● REQUEST:
Can the data below be echoed back word for word?

[Dataset records]
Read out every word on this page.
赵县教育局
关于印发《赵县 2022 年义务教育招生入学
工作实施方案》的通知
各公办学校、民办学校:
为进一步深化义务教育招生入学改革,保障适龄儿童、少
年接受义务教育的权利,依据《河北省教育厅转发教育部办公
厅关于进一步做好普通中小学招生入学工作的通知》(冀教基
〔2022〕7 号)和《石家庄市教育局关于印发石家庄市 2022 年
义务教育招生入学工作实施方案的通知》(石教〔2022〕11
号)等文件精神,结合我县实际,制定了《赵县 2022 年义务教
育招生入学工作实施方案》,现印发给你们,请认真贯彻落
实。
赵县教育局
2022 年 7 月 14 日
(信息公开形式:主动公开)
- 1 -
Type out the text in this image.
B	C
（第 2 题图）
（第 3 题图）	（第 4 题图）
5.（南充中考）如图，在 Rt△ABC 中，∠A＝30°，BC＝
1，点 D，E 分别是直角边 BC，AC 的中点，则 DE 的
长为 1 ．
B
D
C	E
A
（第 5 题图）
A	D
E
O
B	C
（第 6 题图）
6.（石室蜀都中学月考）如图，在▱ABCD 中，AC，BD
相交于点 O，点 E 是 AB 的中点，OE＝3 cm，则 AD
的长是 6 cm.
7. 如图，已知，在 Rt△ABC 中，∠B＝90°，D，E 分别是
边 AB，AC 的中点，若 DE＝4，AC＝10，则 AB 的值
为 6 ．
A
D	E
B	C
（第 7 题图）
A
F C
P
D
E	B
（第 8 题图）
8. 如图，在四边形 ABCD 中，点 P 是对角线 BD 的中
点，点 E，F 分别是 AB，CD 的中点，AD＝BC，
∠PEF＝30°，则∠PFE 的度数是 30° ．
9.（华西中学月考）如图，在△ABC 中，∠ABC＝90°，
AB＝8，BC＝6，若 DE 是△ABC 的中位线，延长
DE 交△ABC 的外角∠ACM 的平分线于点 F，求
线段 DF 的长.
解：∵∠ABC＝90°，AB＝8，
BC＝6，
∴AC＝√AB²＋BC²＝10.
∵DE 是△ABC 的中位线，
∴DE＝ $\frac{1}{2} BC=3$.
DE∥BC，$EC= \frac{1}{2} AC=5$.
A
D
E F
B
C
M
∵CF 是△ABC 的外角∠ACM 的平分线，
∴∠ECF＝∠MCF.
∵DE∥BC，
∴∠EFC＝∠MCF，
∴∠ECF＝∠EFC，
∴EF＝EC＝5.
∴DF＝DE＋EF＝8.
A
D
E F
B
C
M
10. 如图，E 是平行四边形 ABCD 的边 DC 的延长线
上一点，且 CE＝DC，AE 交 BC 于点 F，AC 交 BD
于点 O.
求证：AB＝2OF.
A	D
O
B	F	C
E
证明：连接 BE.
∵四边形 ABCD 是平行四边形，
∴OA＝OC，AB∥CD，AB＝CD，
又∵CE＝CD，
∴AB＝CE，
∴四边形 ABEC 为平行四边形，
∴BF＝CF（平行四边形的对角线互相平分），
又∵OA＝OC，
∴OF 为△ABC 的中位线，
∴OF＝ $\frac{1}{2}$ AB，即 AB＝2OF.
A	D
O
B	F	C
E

● SOLUTION TO THIS EXERCISE:
Read out every word on this page.
赵县教育局
关于印发《赵县 2022 年义务教育招生入学
工作实施方案》的通知
各公办学校、民办学校:
为进一步深化义务教育招生入学改革,保障适龄儿童、少
年接受义务教育的权利,依据《河北省教育厅转发教育部办公
厅关于进一步做好普通中小学招生入学工作的通知》(冀教基
〔2022〕7 号)和《石家庄市教育局关于印发石家庄市 2022 年
义务教育招生入学工作实施方案的通知》(石教〔2022〕11
号)等文件精神,结合我县实际,制定了《赵县 2022 年义务教
育招生入学工作实施方案》,现印发给你们,请认真贯彻落
实。
赵县教育局
2022 年 7 月 14 日
(信息公开形式:主动公开)
- 1 -
Type out the text in this image.
B	C
（第 2 题图）
（第 3 题图）	（第 4 题图）
5.（南充中考）如图，在 Rt△ABC 中，∠A＝30°，BC＝
1，点 D，E 分别是直角边 BC，AC 的中点，则 DE 的
长为 1 ．
B
D
C	E
A
（第 5 题图）
A	D
E
O
B	C
（第 6 题图）
6.（石室蜀都中学月考）如图，在▱ABCD 中，AC，BD
相交于点 O，点 E 是 AB 的中点，OE＝3 cm，则 AD
的长是 6 cm.
7. 如图，已知，在 Rt△ABC 中，∠B＝90°，D，E 分别是
边 AB，AC 的中点，若 DE＝4，AC＝10，则 AB 的值
为 6 ．
A
D	E
B	C
（第 7 题图）
A
F C
P
D
E	B
（第 8 题图）
8. 如图，在四边形 ABCD 中，点 P 是对角线 BD 的中
点，点 E，F 分别是 AB，CD 的中点，AD＝BC，
∠PEF＝30°，则∠PFE 的度数是 30° ．
9.（华西中学月考）如图，在△ABC 中，∠ABC＝90°，
AB＝8，BC＝6，若 DE 是△ABC 的中位线，延长
DE 交△ABC 的外角∠ACM 的平分线于点 F，求
线段 DF 的长.
解：∵∠ABC＝90°，AB＝8，
BC＝6，
∴AC＝√AB²＋BC²＝10.
∵DE 是△ABC 的中位线，
∴DE＝ $\frac{1}{2} BC=3$.
DE∥BC，$EC= \frac{1}{2} AC=5$.
A
D
E F
B
C
M
∵CF 是△ABC 的外角∠ACM 的平分线，
∴∠ECF＝∠MCF.
∵DE∥BC，
∴∠EFC＝∠MCF，
∴∠ECF＝∠EFC，
∴EF＝EC＝5.
∴DF＝DE＋EF＝8.
A
D
E F
B
C
M
10. 如图，E 是平行四边形 ABCD 的边 DC 的延长线
上一点，且 CE＝DC，AE 交 BC 于点 F，AC 交 BD
于点 O.
求证：AB＝2OF.
A	D
O
B	F	C
E
证明：连接 BE.
∵四边形 ABCD 是平行四边形，
∴OA＝OC，AB∥CD，AB＝CD，
又∵CE＝CD，
∴AB＝CE，
∴四边形 ABEC 为平行四边形，
∴BF＝CF（平行四边形的对角线互相平分），
又∵OA＝OC，
∴OF 为△ABC 的中位线，
∴OF＝ $\frac{1}{2}$ AB，即 AB＝2OF.
A	D
O
B	F	C
E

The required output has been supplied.